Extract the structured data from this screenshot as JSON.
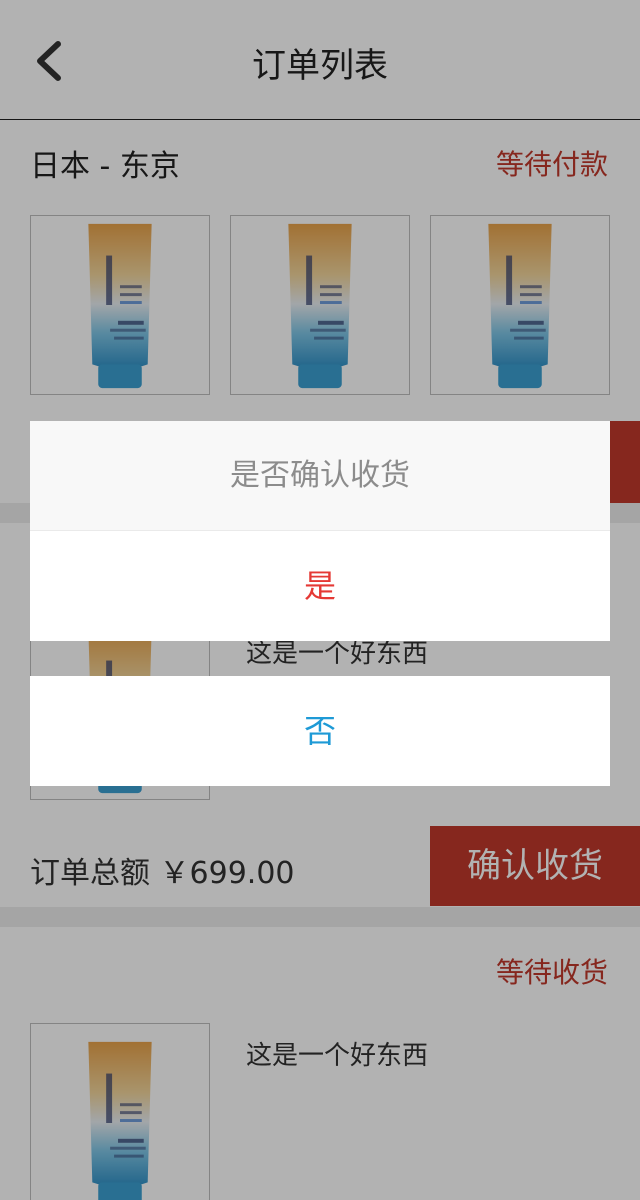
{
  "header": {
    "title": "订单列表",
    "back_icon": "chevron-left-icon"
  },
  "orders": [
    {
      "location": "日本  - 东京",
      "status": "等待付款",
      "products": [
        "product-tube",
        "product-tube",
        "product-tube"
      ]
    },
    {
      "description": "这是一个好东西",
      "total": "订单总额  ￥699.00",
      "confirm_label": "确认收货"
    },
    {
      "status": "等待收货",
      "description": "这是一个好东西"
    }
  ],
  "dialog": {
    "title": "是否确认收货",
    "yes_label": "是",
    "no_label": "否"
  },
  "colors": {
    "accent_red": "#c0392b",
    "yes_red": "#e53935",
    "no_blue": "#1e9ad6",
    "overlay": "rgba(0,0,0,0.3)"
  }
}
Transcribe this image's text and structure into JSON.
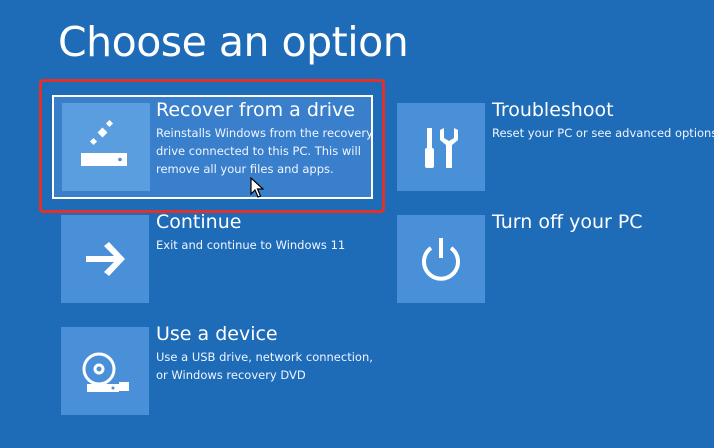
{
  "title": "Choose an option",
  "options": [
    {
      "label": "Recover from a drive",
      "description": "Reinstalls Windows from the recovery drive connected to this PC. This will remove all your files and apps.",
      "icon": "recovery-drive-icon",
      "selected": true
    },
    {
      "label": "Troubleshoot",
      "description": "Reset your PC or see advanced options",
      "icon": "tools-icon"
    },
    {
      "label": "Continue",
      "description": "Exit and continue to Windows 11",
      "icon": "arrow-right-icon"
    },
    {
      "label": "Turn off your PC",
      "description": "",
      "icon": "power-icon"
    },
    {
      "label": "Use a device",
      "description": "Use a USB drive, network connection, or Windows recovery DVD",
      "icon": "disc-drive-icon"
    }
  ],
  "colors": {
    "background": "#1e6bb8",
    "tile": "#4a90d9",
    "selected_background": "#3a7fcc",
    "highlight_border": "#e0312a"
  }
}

### What needs to be done
Each record above is to be restated exactly, with its pictures removed from the copy.

### Task output
Extract the structured data from this screenshot as JSON.
{
  "header": {
    "title": "订单列表",
    "back_icon": "chevron-left-icon"
  },
  "orders": [
    {
      "location": "日本  - 东京",
      "status": "等待付款",
      "products": [
        "product-tube",
        "product-tube",
        "product-tube"
      ]
    },
    {
      "description": "这是一个好东西",
      "total": "订单总额  ￥699.00",
      "confirm_label": "确认收货"
    },
    {
      "status": "等待收货",
      "description": "这是一个好东西"
    }
  ],
  "dialog": {
    "title": "是否确认收货",
    "yes_label": "是",
    "no_label": "否"
  },
  "colors": {
    "accent_red": "#c0392b",
    "yes_red": "#e53935",
    "no_blue": "#1e9ad6",
    "overlay": "rgba(0,0,0,0.3)"
  }
}
Transcribe this image's text and structure into JSON.
{
  "title": "Choose an option",
  "options": [
    {
      "label": "Recover from a drive",
      "description": "Reinstalls Windows from the recovery drive connected to this PC. This will remove all your files and apps.",
      "icon": "recovery-drive-icon",
      "selected": true
    },
    {
      "label": "Troubleshoot",
      "description": "Reset your PC or see advanced options",
      "icon": "tools-icon"
    },
    {
      "label": "Continue",
      "description": "Exit and continue to Windows 11",
      "icon": "arrow-right-icon"
    },
    {
      "label": "Turn off your PC",
      "description": "",
      "icon": "power-icon"
    },
    {
      "label": "Use a device",
      "description": "Use a USB drive, network connection, or Windows recovery DVD",
      "icon": "disc-drive-icon"
    }
  ],
  "colors": {
    "background": "#1e6bb8",
    "tile": "#4a90d9",
    "selected_background": "#3a7fcc",
    "highlight_border": "#e0312a"
  }
}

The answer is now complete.